● WHAT YOU WILL DO
Output the entries from the line containing "Find all labels, buttons, inputs, and" down to the line containing "clip-marker — [617, 229, 620, 254]" as a two-column CSV with the headers request and response. Each request gets one row, with its text and its answer each in a single quoted field, line breaks replaced by spaces, and the pictures omitted.

● RECORDS SUPPLIED
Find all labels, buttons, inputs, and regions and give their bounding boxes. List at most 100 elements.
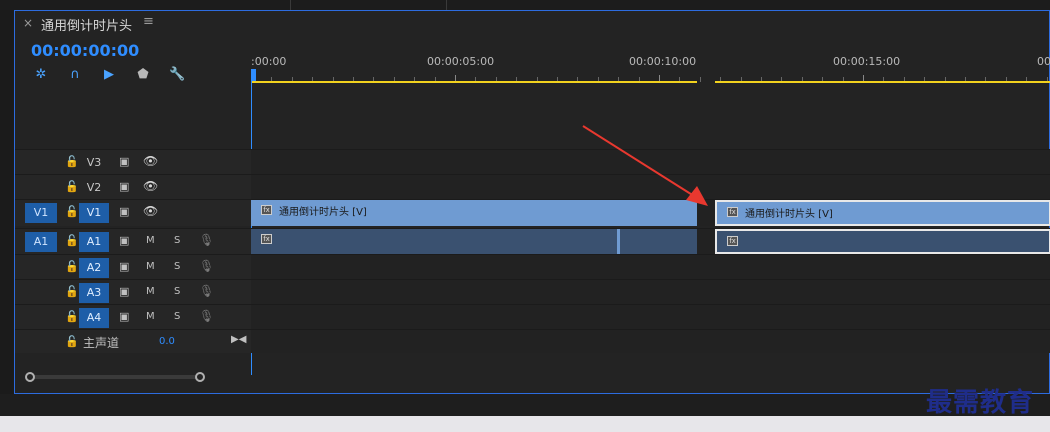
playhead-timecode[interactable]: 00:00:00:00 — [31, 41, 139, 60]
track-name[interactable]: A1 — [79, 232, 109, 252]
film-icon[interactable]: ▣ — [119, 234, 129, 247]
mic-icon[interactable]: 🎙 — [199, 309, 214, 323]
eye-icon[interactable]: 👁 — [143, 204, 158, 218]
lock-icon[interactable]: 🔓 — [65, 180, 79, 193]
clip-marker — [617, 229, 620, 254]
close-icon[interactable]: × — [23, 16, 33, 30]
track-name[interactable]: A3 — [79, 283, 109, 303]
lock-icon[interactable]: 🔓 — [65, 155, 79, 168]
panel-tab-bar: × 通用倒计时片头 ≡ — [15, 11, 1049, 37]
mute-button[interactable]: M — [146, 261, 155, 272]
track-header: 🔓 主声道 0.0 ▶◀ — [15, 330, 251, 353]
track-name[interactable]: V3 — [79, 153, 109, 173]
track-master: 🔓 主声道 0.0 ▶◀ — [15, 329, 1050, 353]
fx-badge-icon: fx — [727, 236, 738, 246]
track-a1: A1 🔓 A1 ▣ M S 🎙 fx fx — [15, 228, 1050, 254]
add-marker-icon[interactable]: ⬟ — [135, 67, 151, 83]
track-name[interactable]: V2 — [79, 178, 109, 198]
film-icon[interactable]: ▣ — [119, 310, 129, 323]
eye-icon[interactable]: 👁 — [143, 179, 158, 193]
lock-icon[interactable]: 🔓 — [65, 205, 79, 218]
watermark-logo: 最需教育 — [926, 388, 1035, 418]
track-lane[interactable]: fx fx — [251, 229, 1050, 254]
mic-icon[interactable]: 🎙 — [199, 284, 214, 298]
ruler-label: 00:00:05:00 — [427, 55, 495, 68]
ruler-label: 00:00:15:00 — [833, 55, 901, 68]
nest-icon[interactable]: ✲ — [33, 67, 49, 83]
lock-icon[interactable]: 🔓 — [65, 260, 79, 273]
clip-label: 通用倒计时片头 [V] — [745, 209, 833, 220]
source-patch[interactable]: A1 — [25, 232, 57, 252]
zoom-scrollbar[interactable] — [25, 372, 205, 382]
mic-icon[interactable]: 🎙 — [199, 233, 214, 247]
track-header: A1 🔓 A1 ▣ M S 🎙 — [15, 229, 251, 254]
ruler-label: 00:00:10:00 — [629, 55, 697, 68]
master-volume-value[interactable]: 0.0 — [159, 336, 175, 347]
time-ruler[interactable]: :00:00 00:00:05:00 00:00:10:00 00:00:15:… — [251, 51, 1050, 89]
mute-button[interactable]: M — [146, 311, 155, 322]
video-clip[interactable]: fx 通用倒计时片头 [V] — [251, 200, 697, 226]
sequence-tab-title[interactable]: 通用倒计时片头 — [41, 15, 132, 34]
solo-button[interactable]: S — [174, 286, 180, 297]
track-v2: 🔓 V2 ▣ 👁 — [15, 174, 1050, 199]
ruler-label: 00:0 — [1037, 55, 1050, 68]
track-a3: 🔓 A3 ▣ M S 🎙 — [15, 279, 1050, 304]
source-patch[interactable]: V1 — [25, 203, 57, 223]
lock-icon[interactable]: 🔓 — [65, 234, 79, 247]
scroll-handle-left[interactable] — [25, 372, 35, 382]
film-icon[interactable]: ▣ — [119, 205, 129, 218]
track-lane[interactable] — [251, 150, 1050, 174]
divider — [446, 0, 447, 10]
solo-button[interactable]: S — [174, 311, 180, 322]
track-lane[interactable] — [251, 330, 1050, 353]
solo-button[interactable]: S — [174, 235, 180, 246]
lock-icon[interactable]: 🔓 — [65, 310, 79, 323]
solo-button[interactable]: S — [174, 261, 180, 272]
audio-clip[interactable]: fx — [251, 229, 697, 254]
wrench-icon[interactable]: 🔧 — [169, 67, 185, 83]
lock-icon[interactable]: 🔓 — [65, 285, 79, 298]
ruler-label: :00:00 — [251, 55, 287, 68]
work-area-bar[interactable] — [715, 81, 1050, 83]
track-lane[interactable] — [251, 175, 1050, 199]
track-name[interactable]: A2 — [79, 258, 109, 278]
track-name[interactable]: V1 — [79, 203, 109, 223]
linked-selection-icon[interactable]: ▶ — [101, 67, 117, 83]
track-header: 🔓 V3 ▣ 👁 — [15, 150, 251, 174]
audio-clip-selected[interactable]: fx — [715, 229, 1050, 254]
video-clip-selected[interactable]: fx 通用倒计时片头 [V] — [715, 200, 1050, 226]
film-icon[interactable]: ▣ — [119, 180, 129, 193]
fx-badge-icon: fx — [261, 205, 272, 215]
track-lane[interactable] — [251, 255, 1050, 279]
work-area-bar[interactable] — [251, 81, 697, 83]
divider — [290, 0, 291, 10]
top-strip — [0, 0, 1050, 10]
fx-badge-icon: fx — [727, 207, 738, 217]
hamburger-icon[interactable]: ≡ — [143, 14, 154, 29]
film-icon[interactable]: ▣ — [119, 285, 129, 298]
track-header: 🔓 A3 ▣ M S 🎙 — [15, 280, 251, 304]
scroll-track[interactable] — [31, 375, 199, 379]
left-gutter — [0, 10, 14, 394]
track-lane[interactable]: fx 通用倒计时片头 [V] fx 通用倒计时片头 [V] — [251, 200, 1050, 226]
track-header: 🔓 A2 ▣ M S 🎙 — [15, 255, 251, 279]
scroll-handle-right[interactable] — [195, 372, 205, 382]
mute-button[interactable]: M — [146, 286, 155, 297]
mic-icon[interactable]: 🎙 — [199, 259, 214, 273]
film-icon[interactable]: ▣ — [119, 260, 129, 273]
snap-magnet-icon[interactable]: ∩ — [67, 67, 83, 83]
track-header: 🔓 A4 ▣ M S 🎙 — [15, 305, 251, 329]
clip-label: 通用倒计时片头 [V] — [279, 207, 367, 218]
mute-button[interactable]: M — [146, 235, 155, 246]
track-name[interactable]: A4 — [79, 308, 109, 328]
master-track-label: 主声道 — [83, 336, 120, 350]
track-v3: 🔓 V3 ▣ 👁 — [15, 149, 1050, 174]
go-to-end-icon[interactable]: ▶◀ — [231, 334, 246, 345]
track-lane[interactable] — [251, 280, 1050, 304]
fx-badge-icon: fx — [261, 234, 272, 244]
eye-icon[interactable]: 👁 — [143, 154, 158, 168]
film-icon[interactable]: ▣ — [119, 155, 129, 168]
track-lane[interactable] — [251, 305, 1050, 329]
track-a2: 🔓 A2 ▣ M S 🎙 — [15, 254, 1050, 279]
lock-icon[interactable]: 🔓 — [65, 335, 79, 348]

--

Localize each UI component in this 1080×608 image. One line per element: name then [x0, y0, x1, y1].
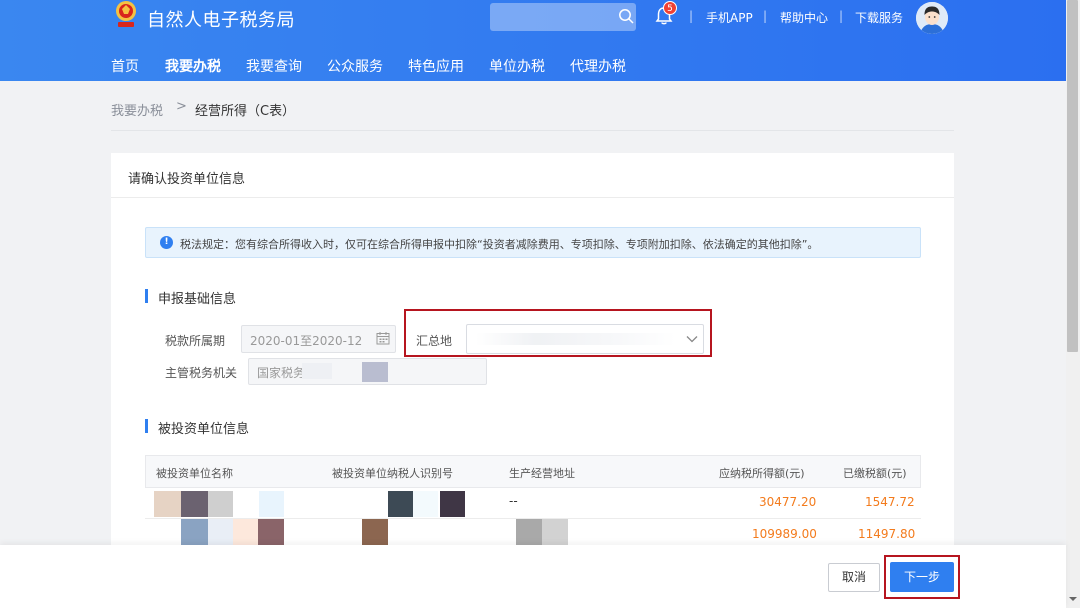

● CORRECT RESPONSE
request,response
"Find all labels, buttons, inputs, and regions and give their bounding boxes. List at most 100 elements.","playhead-timecode[interactable]: 00:00:00:00 — [31, 41, 139, 60] track-name[interactable]: A1 — [79, 232, 109, 252] film-icon[interactable]: ▣ — [119, 234, 129, 247] mic-icon[interactable]: 🎙 — [199, 309, 214, 323] eye-icon[interactable]: 👁 — [143, 204, 158, 218] lock-icon[interactable]: 🔓 — [65, 180, 79, 193] clip-marker — [617, 229, 620, 254]"